BEGIN Data records

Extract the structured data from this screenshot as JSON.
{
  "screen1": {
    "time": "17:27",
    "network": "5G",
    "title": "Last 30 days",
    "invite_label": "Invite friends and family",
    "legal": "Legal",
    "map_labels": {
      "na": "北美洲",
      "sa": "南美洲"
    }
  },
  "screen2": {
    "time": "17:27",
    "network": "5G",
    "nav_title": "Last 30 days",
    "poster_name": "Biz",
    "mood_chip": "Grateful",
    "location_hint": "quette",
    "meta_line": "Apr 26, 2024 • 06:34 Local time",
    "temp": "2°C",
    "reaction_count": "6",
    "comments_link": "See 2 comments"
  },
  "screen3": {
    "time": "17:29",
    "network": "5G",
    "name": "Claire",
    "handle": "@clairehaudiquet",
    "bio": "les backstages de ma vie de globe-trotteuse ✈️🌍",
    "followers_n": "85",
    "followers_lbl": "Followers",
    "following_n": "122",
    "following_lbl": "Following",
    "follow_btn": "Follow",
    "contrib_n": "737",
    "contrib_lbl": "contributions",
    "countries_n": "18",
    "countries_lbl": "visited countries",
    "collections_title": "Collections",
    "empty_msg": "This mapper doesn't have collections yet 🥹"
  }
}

END Data records
BEGIN Data records

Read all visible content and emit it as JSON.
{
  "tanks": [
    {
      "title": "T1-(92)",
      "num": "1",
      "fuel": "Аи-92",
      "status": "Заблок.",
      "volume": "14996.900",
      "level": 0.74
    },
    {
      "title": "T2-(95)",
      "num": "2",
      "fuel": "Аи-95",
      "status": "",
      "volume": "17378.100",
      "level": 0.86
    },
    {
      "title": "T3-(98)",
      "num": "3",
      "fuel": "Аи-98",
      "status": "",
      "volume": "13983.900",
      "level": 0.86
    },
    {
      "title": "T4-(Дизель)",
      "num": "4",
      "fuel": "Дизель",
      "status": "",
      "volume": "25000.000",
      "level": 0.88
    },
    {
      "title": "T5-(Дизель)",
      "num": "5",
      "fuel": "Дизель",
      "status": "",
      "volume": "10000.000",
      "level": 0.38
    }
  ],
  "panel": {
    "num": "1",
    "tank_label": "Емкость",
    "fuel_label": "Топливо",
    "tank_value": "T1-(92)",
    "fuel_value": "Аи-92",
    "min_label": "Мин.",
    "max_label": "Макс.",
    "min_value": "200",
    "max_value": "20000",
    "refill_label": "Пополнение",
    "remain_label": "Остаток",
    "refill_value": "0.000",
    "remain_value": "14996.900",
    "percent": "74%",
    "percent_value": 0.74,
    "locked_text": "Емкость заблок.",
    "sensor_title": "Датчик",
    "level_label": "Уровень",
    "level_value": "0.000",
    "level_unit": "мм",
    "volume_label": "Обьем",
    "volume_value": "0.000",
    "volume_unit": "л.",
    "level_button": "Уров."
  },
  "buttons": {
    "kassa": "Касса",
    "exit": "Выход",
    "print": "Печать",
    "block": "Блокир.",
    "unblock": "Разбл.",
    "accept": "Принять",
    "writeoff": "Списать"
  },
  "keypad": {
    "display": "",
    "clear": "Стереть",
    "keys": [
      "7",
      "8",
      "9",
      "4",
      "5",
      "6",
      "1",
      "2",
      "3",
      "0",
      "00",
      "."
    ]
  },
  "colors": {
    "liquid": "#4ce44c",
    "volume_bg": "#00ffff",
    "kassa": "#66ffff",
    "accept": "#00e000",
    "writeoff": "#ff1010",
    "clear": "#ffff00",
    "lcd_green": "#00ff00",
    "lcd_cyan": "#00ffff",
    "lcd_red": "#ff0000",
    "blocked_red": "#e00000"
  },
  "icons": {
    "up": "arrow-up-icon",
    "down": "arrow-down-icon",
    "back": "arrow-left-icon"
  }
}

END Data records
BEGIN Data records

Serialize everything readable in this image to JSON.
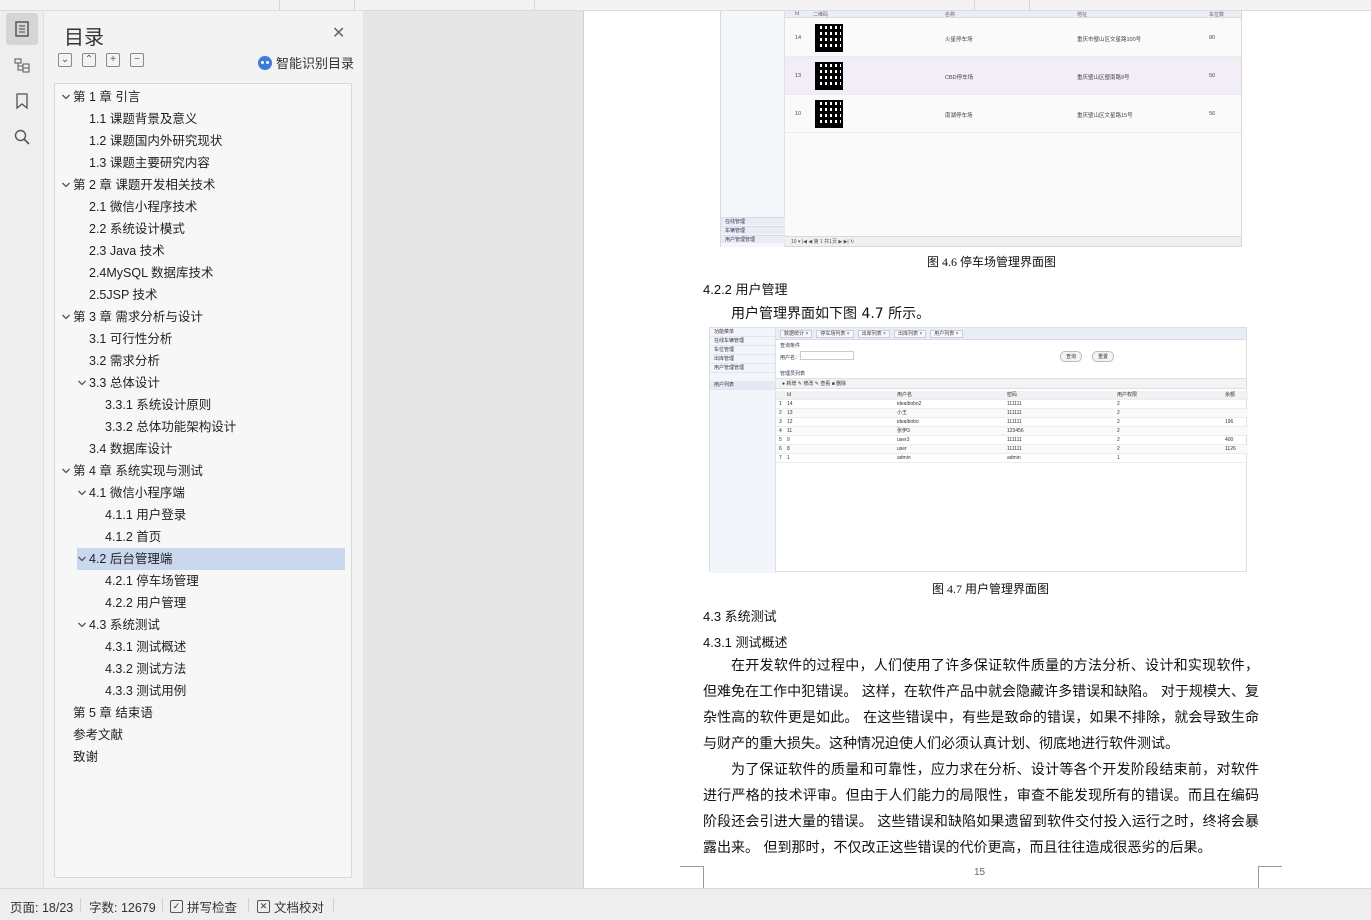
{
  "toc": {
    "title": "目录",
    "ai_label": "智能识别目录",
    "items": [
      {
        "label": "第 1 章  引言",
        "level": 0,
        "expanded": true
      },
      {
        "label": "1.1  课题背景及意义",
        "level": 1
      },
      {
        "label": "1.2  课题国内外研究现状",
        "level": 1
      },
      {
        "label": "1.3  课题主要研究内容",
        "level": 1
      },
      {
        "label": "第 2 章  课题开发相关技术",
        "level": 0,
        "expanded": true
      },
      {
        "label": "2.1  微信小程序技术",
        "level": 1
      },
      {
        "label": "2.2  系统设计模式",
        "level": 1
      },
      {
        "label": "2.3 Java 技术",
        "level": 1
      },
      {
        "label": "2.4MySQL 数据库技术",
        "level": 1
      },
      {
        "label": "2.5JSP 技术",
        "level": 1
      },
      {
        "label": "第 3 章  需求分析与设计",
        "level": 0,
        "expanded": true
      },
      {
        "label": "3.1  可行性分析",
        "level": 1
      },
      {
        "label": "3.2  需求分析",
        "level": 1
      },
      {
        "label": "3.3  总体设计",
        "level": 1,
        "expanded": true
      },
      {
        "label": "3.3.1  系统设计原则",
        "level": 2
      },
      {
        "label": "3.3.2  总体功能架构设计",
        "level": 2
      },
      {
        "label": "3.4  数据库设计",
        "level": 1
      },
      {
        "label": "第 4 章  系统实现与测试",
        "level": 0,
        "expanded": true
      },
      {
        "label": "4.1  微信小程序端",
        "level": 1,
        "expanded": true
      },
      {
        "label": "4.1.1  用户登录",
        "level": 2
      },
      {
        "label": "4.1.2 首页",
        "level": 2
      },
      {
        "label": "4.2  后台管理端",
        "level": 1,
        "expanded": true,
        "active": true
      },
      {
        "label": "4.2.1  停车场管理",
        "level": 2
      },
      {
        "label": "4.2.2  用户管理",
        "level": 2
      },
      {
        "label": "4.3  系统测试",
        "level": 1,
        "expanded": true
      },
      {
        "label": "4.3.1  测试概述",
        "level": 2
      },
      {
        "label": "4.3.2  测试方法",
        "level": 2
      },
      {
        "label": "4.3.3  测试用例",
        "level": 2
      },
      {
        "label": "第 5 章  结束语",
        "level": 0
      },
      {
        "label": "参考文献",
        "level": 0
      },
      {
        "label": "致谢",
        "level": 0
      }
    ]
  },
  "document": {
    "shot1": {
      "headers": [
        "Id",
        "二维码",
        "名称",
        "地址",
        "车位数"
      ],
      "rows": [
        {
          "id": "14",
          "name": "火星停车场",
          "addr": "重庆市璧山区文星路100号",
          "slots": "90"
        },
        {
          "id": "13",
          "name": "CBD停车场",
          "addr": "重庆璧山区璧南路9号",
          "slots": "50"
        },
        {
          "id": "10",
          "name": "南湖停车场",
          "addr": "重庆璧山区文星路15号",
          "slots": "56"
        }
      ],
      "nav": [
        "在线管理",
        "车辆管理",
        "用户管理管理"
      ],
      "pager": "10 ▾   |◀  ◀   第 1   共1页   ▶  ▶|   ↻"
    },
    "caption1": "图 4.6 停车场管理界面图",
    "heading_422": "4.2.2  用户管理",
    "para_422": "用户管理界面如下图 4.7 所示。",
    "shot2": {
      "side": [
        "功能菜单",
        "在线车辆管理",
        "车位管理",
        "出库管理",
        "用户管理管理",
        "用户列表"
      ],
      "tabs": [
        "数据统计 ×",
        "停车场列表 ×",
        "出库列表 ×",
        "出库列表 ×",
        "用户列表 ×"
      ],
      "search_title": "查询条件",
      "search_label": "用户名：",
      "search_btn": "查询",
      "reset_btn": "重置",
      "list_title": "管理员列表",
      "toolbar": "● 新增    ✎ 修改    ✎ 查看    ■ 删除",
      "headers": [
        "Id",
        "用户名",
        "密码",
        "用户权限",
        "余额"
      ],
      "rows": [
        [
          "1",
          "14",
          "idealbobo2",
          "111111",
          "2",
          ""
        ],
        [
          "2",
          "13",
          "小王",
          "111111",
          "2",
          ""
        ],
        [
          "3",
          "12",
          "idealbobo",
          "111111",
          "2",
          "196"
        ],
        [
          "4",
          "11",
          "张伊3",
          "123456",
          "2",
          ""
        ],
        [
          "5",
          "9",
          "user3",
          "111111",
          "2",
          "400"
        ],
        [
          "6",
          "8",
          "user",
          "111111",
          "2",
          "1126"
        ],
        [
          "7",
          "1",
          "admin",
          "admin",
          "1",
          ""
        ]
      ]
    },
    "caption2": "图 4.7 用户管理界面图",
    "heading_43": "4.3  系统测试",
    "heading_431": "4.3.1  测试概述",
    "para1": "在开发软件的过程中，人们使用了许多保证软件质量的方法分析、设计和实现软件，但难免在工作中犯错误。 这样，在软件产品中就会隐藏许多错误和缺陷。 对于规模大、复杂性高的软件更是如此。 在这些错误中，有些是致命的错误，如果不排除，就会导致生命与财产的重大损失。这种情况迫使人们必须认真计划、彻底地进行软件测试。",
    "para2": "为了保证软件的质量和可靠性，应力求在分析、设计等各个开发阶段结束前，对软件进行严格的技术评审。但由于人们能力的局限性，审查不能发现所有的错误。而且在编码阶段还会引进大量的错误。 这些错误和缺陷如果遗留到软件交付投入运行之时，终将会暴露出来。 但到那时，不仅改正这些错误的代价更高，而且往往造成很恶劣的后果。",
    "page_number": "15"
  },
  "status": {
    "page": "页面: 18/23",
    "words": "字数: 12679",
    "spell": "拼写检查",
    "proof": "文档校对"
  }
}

END Data records

#### What to work on:
Using the data above, copy each line that contains "Last".

#### Output for this exercise:
    "title": "Last 30 days",
    "nav_title": "Last 30 days",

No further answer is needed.